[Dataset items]
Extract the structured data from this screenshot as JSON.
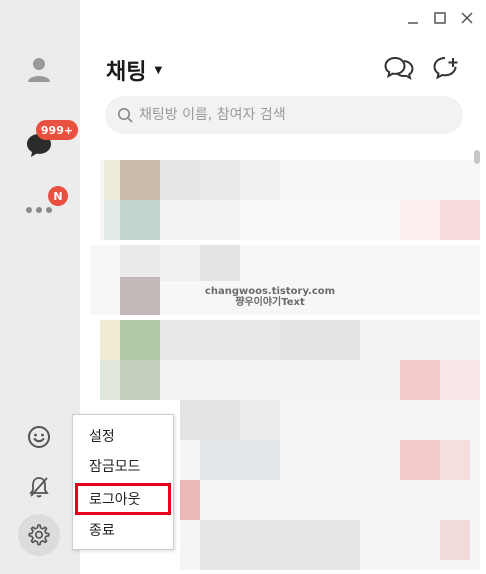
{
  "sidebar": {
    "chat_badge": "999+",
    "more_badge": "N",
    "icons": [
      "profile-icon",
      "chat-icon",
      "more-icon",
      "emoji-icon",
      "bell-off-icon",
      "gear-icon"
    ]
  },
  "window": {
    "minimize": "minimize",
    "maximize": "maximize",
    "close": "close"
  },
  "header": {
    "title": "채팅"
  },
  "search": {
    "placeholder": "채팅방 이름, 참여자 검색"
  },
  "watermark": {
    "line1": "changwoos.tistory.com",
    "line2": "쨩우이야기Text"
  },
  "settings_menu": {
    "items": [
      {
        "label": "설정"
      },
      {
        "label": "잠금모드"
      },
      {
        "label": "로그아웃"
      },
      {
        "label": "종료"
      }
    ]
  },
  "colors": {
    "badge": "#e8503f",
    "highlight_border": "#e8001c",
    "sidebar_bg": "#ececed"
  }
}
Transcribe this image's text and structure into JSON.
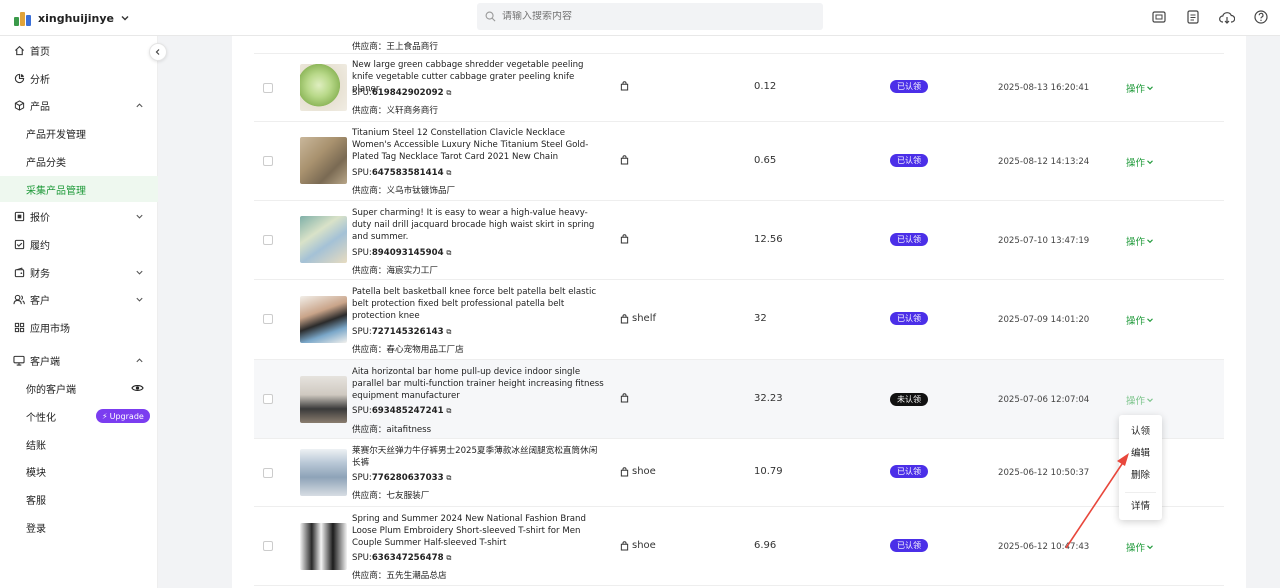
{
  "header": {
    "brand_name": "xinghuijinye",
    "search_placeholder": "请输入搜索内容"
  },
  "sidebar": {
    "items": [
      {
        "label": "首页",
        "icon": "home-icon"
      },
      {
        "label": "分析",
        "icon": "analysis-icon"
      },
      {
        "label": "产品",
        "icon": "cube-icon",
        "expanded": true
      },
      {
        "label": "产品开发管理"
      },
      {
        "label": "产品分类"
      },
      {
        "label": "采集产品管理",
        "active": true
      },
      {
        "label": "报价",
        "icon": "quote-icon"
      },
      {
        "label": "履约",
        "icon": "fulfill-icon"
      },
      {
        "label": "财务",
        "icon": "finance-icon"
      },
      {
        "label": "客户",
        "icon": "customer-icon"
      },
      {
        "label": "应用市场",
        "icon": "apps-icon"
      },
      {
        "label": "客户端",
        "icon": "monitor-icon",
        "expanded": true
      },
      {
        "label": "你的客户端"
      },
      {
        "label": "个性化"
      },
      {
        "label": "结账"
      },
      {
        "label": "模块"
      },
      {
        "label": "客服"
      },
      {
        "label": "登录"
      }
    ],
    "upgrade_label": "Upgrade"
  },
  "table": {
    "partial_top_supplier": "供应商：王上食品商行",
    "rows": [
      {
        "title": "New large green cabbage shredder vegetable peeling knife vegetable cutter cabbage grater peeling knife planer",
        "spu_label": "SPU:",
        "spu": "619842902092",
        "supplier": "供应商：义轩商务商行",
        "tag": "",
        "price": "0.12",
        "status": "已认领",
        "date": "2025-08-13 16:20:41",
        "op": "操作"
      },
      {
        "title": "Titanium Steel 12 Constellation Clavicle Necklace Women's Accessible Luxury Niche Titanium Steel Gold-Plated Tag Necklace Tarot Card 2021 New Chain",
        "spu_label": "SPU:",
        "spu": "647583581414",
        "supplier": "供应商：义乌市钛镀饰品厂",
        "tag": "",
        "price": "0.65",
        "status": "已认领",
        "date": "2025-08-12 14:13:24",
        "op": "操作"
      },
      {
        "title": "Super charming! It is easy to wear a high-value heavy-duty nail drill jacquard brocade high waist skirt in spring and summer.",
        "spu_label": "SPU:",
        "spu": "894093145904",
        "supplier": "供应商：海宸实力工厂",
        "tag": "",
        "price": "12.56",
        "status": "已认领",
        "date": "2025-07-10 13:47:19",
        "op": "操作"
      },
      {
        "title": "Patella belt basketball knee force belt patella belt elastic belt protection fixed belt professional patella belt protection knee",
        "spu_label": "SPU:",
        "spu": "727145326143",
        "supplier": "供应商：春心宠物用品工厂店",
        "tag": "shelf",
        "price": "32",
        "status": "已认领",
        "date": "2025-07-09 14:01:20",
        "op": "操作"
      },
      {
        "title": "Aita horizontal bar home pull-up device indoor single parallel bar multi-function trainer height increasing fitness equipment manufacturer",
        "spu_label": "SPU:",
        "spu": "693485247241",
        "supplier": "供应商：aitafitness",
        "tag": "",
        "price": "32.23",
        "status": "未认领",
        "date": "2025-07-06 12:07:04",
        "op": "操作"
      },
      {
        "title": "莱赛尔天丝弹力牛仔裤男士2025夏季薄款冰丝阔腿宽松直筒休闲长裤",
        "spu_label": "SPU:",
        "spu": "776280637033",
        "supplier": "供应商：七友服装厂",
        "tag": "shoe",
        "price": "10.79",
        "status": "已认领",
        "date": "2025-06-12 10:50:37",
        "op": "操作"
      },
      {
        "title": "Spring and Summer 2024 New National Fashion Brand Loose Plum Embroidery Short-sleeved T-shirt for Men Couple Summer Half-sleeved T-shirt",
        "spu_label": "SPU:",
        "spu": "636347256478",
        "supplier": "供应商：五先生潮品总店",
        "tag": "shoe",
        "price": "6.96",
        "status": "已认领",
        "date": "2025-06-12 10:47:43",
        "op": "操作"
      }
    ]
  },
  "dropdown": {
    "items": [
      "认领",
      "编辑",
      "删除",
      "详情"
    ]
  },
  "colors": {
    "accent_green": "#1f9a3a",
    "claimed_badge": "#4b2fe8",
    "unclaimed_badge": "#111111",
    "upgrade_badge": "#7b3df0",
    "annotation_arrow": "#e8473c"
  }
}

--

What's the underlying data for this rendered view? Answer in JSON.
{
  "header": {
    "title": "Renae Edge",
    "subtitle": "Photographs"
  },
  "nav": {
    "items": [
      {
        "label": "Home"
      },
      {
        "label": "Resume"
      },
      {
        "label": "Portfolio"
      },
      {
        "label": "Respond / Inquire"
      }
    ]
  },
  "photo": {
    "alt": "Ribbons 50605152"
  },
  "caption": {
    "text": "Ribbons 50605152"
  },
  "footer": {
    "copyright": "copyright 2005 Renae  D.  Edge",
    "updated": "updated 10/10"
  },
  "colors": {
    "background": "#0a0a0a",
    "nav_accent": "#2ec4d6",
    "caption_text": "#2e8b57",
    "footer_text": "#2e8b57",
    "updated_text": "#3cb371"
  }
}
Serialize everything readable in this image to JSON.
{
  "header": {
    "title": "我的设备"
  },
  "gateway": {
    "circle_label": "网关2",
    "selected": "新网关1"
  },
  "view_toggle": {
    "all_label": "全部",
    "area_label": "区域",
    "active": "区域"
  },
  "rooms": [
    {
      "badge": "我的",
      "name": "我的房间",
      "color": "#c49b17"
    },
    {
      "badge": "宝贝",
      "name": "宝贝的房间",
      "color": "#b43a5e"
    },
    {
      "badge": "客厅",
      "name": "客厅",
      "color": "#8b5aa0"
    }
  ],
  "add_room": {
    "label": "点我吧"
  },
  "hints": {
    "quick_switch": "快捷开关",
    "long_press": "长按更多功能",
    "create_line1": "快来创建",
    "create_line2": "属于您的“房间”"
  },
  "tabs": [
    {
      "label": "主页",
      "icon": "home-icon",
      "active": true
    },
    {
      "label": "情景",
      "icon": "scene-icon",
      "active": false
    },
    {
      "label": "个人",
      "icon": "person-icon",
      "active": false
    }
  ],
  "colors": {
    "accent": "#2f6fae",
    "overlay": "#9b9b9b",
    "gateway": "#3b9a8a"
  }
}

==

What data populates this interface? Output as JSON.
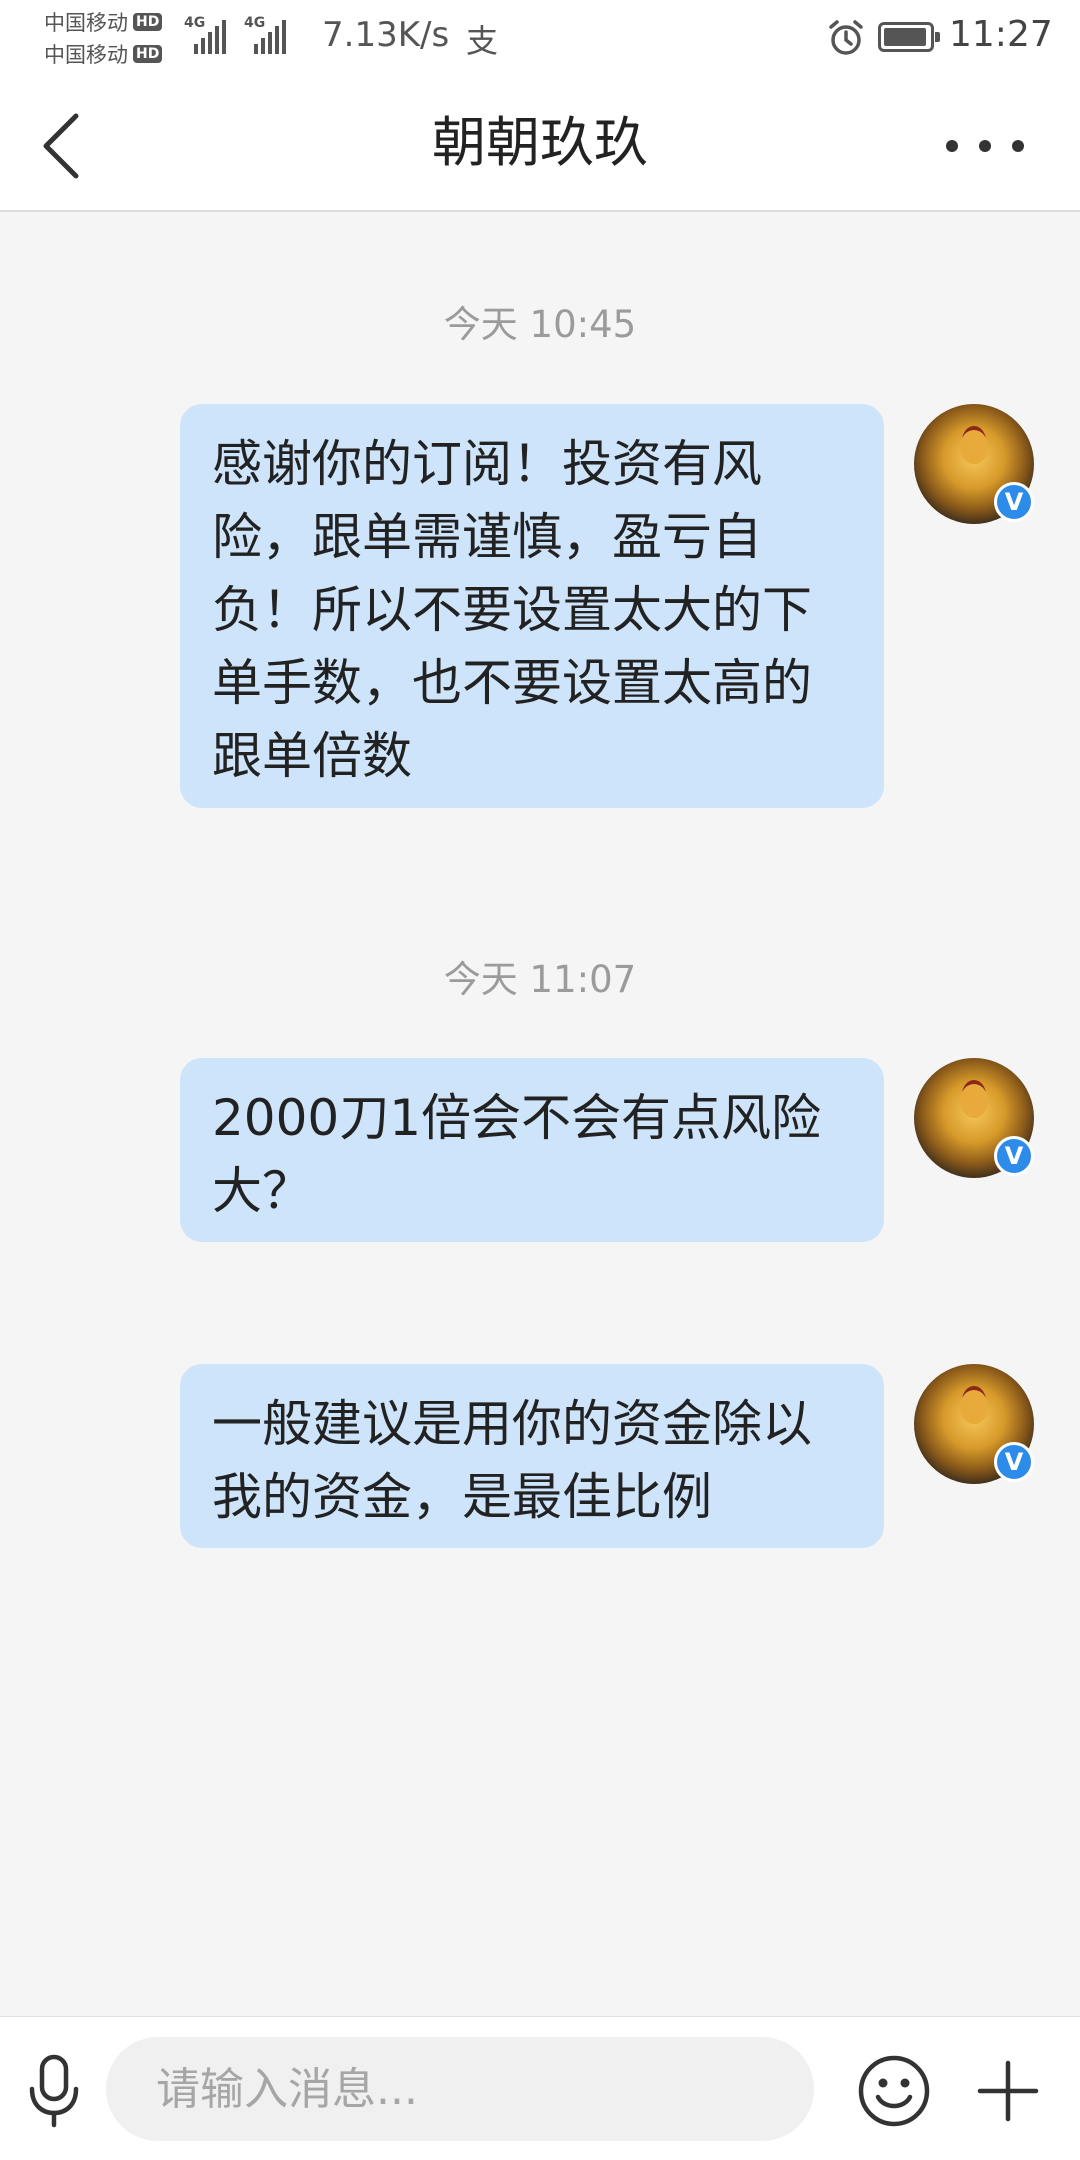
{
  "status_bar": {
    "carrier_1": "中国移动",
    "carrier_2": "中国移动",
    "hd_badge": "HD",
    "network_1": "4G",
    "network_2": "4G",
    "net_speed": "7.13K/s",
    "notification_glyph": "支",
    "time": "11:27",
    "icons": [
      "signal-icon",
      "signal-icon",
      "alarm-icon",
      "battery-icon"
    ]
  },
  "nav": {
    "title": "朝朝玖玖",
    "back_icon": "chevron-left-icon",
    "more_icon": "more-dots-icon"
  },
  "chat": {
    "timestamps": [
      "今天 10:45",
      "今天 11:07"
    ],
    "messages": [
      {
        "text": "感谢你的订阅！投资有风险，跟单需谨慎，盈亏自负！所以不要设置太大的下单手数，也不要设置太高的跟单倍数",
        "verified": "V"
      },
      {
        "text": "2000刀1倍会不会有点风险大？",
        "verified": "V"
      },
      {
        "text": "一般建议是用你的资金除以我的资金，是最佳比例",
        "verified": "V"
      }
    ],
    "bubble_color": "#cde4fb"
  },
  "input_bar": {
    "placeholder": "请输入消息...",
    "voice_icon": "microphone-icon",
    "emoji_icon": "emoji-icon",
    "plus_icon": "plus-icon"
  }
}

■ BRIEF: Which lines hold the word "Renae"? Show each one.

■ FINISHED TASK:
    "title": "Renae Edge",
    "copyright": "copyright 2005 Renae  D.  Edge",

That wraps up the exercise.